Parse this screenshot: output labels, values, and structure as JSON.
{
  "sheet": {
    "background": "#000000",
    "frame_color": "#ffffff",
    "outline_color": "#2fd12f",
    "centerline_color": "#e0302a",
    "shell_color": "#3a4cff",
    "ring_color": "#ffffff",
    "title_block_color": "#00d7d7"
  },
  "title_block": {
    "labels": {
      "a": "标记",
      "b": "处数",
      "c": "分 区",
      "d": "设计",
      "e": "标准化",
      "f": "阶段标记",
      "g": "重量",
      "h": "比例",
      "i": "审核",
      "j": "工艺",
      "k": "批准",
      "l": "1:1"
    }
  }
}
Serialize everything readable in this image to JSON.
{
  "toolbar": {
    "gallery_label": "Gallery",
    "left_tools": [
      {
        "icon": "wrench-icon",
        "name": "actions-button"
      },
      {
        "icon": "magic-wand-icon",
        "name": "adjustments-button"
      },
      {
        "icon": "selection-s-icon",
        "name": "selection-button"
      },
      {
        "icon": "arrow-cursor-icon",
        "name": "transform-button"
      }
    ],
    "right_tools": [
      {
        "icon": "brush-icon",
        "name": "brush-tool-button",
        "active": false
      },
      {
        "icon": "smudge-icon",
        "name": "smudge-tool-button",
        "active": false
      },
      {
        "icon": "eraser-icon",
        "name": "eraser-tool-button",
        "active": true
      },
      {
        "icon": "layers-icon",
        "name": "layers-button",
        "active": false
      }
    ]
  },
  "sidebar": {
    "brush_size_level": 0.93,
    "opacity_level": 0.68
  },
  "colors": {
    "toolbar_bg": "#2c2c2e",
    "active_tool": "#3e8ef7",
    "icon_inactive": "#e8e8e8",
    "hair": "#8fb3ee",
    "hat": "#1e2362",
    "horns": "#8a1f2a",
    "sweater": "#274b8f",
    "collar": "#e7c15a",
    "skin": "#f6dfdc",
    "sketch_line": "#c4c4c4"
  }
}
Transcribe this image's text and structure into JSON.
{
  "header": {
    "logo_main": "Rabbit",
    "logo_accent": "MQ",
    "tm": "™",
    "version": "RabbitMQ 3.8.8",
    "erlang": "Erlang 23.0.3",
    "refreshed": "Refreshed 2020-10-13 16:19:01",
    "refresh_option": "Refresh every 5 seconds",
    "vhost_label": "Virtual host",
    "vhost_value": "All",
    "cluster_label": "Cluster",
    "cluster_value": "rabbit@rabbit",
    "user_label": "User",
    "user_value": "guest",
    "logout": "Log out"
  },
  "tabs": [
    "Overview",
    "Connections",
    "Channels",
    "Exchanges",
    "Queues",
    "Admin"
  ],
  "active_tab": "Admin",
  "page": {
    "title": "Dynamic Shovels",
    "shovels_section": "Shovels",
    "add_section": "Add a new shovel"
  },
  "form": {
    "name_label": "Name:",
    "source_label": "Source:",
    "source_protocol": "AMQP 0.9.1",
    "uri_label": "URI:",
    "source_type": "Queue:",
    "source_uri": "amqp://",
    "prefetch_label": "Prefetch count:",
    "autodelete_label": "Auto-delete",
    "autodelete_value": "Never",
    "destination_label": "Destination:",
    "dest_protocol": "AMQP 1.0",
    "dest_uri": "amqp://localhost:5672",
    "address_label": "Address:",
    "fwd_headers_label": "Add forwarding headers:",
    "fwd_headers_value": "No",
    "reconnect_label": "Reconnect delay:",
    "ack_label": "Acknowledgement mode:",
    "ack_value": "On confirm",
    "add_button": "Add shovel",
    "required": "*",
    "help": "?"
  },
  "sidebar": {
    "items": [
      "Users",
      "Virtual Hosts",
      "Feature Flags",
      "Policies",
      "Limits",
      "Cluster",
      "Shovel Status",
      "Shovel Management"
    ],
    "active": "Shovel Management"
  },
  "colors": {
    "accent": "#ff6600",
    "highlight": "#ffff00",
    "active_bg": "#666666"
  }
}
────────────────
**Prompt**
For the entries above, state how many lines contain the word "labels". Provide the number by itself.

**Answer to the task**
2